→ Given problem:
Set the listing down again exactly, please, apart from its pictures.

========================================

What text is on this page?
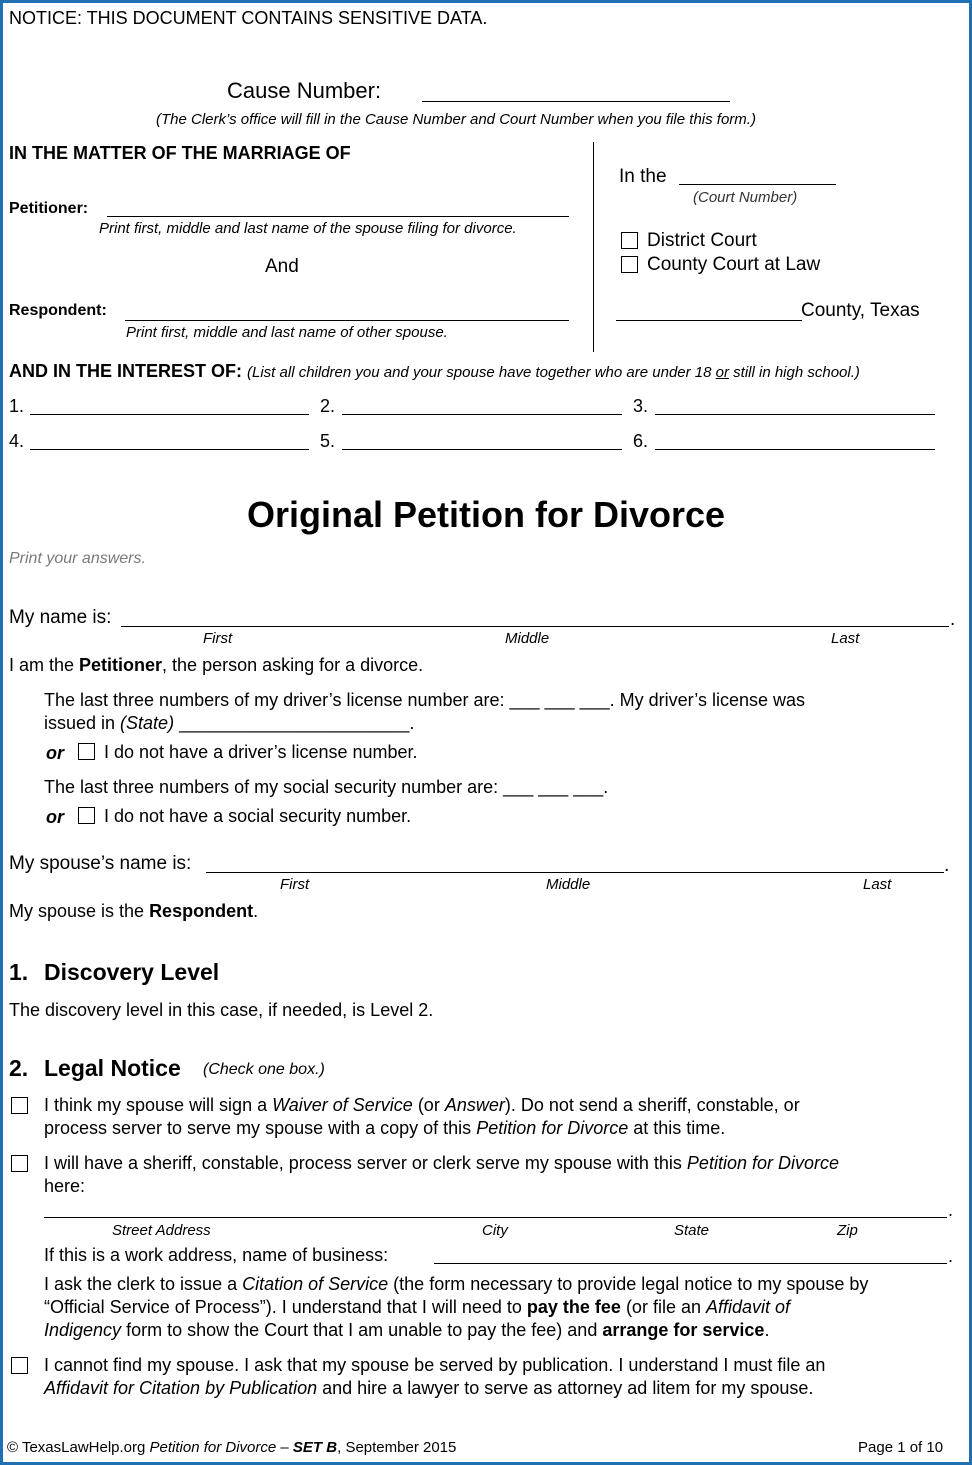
NOTICE: THIS DOCUMENT CONTAINS SENSITIVE DATA.
Cause Number:
(The Clerk’s office will fill in the Cause Number and Court Number when you file this form.)
IN THE MATTER OF THE MARRIAGE OF
Petitioner:
Print first, middle and last name of the spouse filing for divorce.
And
Respondent:
Print first, middle and last name of other spouse.
In the
(Court Number)
District Court
County Court at Law
County, Texas
AND IN THE INTEREST OF: (List all children you and your spouse have together who are under 18 or still in high school.)
1.	2.	3.
4.	5.	6.
Original Petition for Divorce
Print your answers.
My name is:	.
First	Middle	Last
I am the Petitioner, the person asking for a divorce.
The last three numbers of my driver’s license number are: ___ ___ ___. My driver’s license was
issued in (State) _______________________.
or I do not have a driver’s license number.
The last three numbers of my social security number are: ___ ___ ___.
or I do not have a social security number.
My spouse’s name is:	.
First	Middle	Last
My spouse is the Respondent.
1. Discovery Level
The discovery level in this case, if needed, is Level 2.
2. Legal Notice (Check one box.)
I think my spouse will sign a Waiver of Service (or Answer). Do not send a sheriff, constable, or
process server to serve my spouse with a copy of this Petition for Divorce at this time.
I will have a sheriff, constable, process server or clerk serve my spouse with this Petition for Divorce
here:
.
Street Address	City	State	Zip
If this is a work address, name of business:	.
I ask the clerk to issue a Citation of Service (the form necessary to provide legal notice to my spouse by
“Official Service of Process”). I understand that I will need to pay the fee (or file an Affidavit of
Indigency form to show the Court that I am unable to pay the fee) and arrange for service.
I cannot find my spouse. I ask that my spouse be served by publication. I understand I must file an
Affidavit for Citation by Publication and hire a lawyer to serve as attorney ad litem for my spouse.
© TexasLawHelp.org Petition for Divorce – SET B, September 2015	Page 1 of 10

========================================

→ Output:
What text is on this page?
NOTICE: THIS DOCUMENT CONTAINS SENSITIVE DATA.
Cause Number:
(The Clerk’s office will fill in the Cause Number and Court Number when you file this form.)
IN THE MATTER OF THE MARRIAGE OF
Petitioner:
Print first, middle and last name of the spouse filing for divorce.
And
Respondent:
Print first, middle and last name of other spouse.
In the
(Court Number)
District Court
County Court at Law
County, Texas
AND IN THE INTEREST OF: (List all children you and your spouse have together who are under 18 or still in high school.)
1.	2.	3.
4.	5.	6.
Original Petition for Divorce
Print your answers.
My name is:	.
First	Middle	Last
I am the Petitioner, the person asking for a divorce.
The last three numbers of my driver’s license number are: ___ ___ ___. My driver’s license was
issued in (State) _______________________.
or I do not have a driver’s license number.
The last three numbers of my social security number are: ___ ___ ___.
or I do not have a social security number.
My spouse’s name is:	.
First	Middle	Last
My spouse is the Respondent.
1. Discovery Level
The discovery level in this case, if needed, is Level 2.
2. Legal Notice (Check one box.)
I think my spouse will sign a Waiver of Service (or Answer). Do not send a sheriff, constable, or
process server to serve my spouse with a copy of this Petition for Divorce at this time.
I will have a sheriff, constable, process server or clerk serve my spouse with this Petition for Divorce
here:
.
Street Address	City	State	Zip
If this is a work address, name of business:	.
I ask the clerk to issue a Citation of Service (the form necessary to provide legal notice to my spouse by
“Official Service of Process”). I understand that I will need to pay the fee (or file an Affidavit of
Indigency form to show the Court that I am unable to pay the fee) and arrange for service.
I cannot find my spouse. I ask that my spouse be served by publication. I understand I must file an
Affidavit for Citation by Publication and hire a lawyer to serve as attorney ad litem for my spouse.
© TexasLawHelp.org Petition for Divorce – SET B, September 2015	Page 1 of 10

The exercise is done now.